• _Problem to work on_
Go through the data and copy every line exactly, but not the images.

• _Task inputs_
#####
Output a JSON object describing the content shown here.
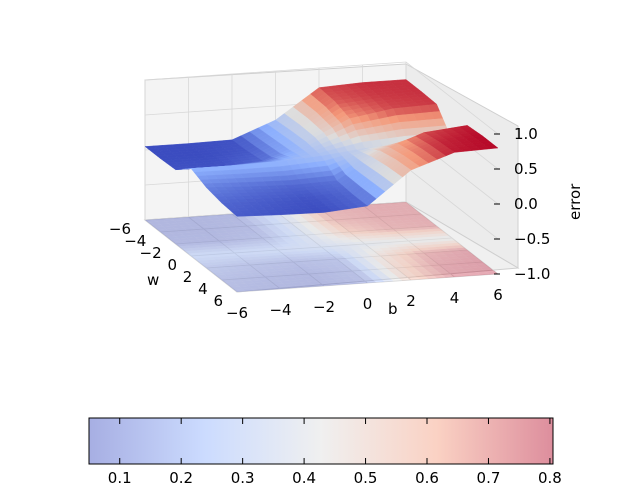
{
  "chart_data": {
    "type": "surface3d",
    "title": "",
    "x_axis": {
      "label": "w",
      "ticks": [
        "−6",
        "−4",
        "−2",
        "0",
        "2",
        "4",
        "6"
      ],
      "range": [
        -6,
        6
      ]
    },
    "y_axis": {
      "label": "b",
      "ticks": [
        "−6",
        "−4",
        "−2",
        "0",
        "2",
        "4",
        "6"
      ],
      "range": [
        -6,
        6
      ]
    },
    "z_axis": {
      "label": "error",
      "ticks": [
        "−1.0",
        "−0.5",
        "0.0",
        "0.5",
        "1.0"
      ],
      "range": [
        -1.0,
        1.0
      ]
    },
    "surface": {
      "w": [
        -6,
        -4,
        -2,
        0,
        2,
        4,
        6
      ],
      "b": [
        -6,
        -4,
        -2,
        0,
        2,
        4,
        6
      ],
      "error": [
        [
          0.05,
          0.05,
          0.06,
          0.3,
          0.72,
          0.75,
          0.75
        ],
        [
          0.05,
          0.05,
          0.07,
          0.32,
          0.7,
          0.74,
          0.75
        ],
        [
          0.06,
          0.06,
          0.1,
          0.33,
          0.62,
          0.72,
          0.74
        ],
        [
          0.25,
          0.25,
          0.26,
          0.3,
          0.37,
          0.4,
          0.4
        ],
        [
          0.15,
          0.12,
          0.1,
          0.12,
          0.5,
          0.72,
          0.78
        ],
        [
          0.1,
          0.08,
          0.06,
          0.1,
          0.55,
          0.76,
          0.8
        ],
        [
          0.08,
          0.06,
          0.05,
          0.1,
          0.57,
          0.78,
          0.8
        ]
      ]
    },
    "contour_projection": {
      "plane": "error = -1",
      "present": true
    },
    "colormap": "coolwarm",
    "colorbar": {
      "orientation": "horizontal",
      "ticks": [
        "0.1",
        "0.2",
        "0.3",
        "0.4",
        "0.5",
        "0.6",
        "0.7",
        "0.8"
      ],
      "range": [
        0.05,
        0.805
      ]
    },
    "grid": true
  }
}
#####
• _Result of this task_
Output a JSON object describing the content shown here.
{
  "chart_data": {
    "type": "surface3d",
    "title": "",
    "x_axis": {
      "label": "w",
      "ticks": [
        "−6",
        "−4",
        "−2",
        "0",
        "2",
        "4",
        "6"
      ],
      "range": [
        -6,
        6
      ]
    },
    "y_axis": {
      "label": "b",
      "ticks": [
        "−6",
        "−4",
        "−2",
        "0",
        "2",
        "4",
        "6"
      ],
      "range": [
        -6,
        6
      ]
    },
    "z_axis": {
      "label": "error",
      "ticks": [
        "−1.0",
        "−0.5",
        "0.0",
        "0.5",
        "1.0"
      ],
      "range": [
        -1.0,
        1.0
      ]
    },
    "surface": {
      "w": [
        -6,
        -4,
        -2,
        0,
        2,
        4,
        6
      ],
      "b": [
        -6,
        -4,
        -2,
        0,
        2,
        4,
        6
      ],
      "error": [
        [
          0.05,
          0.05,
          0.06,
          0.3,
          0.72,
          0.75,
          0.75
        ],
        [
          0.05,
          0.05,
          0.07,
          0.32,
          0.7,
          0.74,
          0.75
        ],
        [
          0.06,
          0.06,
          0.1,
          0.33,
          0.62,
          0.72,
          0.74
        ],
        [
          0.25,
          0.25,
          0.26,
          0.3,
          0.37,
          0.4,
          0.4
        ],
        [
          0.15,
          0.12,
          0.1,
          0.12,
          0.5,
          0.72,
          0.78
        ],
        [
          0.1,
          0.08,
          0.06,
          0.1,
          0.55,
          0.76,
          0.8
        ],
        [
          0.08,
          0.06,
          0.05,
          0.1,
          0.57,
          0.78,
          0.8
        ]
      ]
    },
    "contour_projection": {
      "plane": "error = -1",
      "present": true
    },
    "colormap": "coolwarm",
    "colorbar": {
      "orientation": "horizontal",
      "ticks": [
        "0.1",
        "0.2",
        "0.3",
        "0.4",
        "0.5",
        "0.6",
        "0.7",
        "0.8"
      ],
      "range": [
        0.05,
        0.805
      ]
    },
    "grid": true
  }
}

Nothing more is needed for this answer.